+++ Data listing +++

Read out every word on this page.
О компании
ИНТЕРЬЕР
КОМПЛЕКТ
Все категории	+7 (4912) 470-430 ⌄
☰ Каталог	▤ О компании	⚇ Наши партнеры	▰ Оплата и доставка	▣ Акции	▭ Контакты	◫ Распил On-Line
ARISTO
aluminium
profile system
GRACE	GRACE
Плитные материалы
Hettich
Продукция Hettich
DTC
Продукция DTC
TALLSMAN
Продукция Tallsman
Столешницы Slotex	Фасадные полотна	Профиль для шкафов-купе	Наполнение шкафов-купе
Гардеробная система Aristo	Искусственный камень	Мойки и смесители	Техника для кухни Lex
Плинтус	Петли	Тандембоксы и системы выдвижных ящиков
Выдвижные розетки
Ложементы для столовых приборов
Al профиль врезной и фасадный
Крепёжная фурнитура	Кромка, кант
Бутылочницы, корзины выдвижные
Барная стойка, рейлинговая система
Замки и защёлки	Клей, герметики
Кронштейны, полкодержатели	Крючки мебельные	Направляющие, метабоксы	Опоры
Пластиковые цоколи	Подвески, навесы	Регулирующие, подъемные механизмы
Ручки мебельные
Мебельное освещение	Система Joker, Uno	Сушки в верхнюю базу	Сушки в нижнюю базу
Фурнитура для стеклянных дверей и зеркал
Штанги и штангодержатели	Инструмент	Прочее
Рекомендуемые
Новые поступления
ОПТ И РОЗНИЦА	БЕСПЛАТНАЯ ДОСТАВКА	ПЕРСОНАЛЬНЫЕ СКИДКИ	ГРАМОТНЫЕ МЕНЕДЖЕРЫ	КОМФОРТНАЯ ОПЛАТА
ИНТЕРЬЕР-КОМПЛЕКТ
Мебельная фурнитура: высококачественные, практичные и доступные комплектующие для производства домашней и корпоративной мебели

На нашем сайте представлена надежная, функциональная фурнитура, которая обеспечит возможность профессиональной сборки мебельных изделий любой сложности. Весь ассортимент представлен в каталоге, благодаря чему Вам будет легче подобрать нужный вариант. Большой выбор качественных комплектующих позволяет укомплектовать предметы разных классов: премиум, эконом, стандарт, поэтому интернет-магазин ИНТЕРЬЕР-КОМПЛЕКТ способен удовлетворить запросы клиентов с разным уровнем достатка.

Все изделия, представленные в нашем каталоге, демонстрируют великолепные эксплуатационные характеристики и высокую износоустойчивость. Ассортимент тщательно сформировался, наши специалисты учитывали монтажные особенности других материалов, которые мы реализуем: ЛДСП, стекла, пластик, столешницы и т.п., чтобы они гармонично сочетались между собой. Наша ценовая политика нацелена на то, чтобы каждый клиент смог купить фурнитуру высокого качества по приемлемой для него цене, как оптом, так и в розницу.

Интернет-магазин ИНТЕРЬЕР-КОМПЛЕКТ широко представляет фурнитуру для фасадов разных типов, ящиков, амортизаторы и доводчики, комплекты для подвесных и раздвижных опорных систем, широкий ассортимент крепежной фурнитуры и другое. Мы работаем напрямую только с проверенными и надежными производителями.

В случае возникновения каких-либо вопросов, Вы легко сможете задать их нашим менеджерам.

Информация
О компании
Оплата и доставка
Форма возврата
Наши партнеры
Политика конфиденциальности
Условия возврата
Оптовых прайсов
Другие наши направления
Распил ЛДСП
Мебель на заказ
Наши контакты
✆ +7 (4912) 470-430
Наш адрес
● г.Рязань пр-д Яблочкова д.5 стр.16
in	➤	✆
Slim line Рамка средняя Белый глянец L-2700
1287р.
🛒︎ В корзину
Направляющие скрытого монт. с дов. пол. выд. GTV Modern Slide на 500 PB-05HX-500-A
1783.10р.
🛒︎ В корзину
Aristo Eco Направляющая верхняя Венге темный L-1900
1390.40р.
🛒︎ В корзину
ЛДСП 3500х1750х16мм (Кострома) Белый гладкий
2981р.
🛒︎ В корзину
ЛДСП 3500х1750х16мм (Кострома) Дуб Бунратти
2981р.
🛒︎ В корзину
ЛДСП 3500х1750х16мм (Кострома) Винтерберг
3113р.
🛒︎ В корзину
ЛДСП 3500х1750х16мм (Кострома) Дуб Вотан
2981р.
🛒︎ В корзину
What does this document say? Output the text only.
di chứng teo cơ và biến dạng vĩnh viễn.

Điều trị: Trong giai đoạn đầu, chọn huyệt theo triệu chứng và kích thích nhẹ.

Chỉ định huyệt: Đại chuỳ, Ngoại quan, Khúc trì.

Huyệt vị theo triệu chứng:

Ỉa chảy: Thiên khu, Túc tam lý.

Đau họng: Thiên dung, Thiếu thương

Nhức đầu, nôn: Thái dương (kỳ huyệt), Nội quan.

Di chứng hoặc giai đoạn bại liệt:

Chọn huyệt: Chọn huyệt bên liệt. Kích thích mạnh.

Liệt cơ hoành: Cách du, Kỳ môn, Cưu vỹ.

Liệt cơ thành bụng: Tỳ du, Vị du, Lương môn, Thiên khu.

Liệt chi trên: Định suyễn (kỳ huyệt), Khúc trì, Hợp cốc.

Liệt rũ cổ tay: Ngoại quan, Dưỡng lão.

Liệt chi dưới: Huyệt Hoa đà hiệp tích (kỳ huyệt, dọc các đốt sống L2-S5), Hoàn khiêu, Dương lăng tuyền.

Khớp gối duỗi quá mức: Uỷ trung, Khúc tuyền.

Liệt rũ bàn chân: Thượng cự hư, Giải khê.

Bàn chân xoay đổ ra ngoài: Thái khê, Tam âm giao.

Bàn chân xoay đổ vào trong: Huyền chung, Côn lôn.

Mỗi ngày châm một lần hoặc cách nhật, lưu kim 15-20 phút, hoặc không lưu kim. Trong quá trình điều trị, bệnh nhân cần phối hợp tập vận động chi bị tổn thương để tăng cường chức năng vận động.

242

+++

Copy out every line holding the string "theo".

Điều trị: Trong giai đoạn đầu, chọn huyệt theo triệu chứng và kích thích nhẹ.
Huyệt vị theo triệu chứng:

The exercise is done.